**Exercise goal**
The records should be repeated word for word, pictures excluded.

* START Raw records *

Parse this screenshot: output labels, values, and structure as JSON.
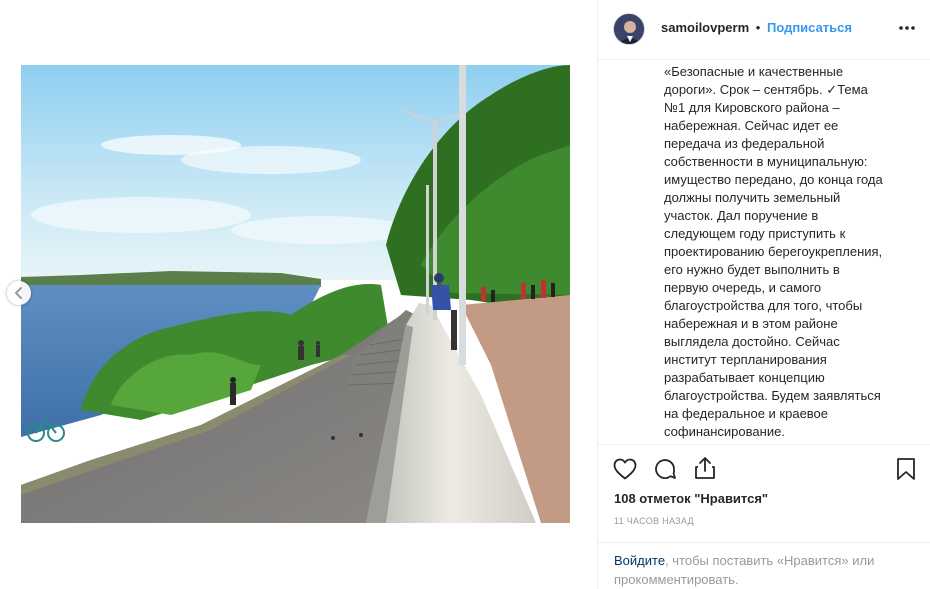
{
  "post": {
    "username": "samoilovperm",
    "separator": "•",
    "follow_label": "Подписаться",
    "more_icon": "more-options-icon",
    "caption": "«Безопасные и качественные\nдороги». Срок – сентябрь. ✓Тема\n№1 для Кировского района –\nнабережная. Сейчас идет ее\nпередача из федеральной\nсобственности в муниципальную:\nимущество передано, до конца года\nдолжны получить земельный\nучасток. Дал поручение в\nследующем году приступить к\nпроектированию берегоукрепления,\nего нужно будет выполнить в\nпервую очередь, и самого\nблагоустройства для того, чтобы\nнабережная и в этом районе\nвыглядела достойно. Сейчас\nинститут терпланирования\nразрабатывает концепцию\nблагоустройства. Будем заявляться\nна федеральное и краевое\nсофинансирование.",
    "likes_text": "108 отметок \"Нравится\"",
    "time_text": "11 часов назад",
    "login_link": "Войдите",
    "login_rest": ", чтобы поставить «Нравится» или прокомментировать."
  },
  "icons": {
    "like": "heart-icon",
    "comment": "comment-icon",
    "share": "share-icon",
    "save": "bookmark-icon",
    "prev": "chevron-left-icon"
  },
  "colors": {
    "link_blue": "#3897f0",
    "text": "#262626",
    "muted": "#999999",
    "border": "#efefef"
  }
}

* END Raw records *

**Solution to the problem**
Parse this screenshot: output labels, values, and structure as JSON.
{
  "post": {
    "username": "samoilovperm",
    "separator": "•",
    "follow_label": "Подписаться",
    "more_icon": "more-options-icon",
    "caption": "«Безопасные и качественные\nдороги». Срок – сентябрь. ✓Тема\n№1 для Кировского района –\nнабережная. Сейчас идет ее\nпередача из федеральной\nсобственности в муниципальную:\nимущество передано, до конца года\nдолжны получить земельный\nучасток. Дал поручение в\nследующем году приступить к\nпроектированию берегоукрепления,\nего нужно будет выполнить в\nпервую очередь, и самого\nблагоустройства для того, чтобы\nнабережная и в этом районе\nвыглядела достойно. Сейчас\nинститут терпланирования\nразрабатывает концепцию\nблагоустройства. Будем заявляться\nна федеральное и краевое\nсофинансирование.",
    "likes_text": "108 отметок \"Нравится\"",
    "time_text": "11 часов назад",
    "login_link": "Войдите",
    "login_rest": ", чтобы поставить «Нравится» или прокомментировать."
  },
  "icons": {
    "like": "heart-icon",
    "comment": "comment-icon",
    "share": "share-icon",
    "save": "bookmark-icon",
    "prev": "chevron-left-icon"
  },
  "colors": {
    "link_blue": "#3897f0",
    "text": "#262626",
    "muted": "#999999",
    "border": "#efefef"
  }
}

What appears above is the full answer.